Written exercise: Please give the count of lines holding the string "相交于点" and nothing besides.

★ ★ ★ ★ ★ ★ ★

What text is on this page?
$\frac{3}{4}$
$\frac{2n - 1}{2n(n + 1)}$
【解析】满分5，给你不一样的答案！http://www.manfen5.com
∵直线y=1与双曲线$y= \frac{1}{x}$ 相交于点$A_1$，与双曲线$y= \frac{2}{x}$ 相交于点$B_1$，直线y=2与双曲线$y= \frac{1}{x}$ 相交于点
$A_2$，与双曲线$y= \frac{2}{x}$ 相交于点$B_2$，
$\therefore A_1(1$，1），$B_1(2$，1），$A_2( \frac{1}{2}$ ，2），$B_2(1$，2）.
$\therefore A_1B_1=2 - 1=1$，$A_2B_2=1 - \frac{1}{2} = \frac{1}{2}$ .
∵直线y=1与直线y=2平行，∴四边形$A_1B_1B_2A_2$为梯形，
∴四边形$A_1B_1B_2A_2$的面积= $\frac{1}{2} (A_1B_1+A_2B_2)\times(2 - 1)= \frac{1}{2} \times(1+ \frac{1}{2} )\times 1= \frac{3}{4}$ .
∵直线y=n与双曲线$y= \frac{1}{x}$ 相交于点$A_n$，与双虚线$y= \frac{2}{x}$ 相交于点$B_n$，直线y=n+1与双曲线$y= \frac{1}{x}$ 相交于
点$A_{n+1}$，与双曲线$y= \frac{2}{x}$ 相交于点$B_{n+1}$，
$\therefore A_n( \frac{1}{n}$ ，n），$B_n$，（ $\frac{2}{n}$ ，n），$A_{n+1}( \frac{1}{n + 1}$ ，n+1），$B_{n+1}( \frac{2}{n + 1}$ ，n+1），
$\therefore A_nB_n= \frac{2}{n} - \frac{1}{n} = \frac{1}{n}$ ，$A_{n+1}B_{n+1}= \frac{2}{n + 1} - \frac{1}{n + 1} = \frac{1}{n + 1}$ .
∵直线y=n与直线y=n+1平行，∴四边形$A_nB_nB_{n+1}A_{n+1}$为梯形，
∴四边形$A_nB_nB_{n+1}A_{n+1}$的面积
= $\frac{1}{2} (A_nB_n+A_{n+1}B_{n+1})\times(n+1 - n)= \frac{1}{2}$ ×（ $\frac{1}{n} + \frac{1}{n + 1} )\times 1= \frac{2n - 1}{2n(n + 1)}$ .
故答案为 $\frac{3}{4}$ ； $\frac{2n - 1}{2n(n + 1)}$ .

★ ★ ★ ★ ★ ★ ★

Finished task: 4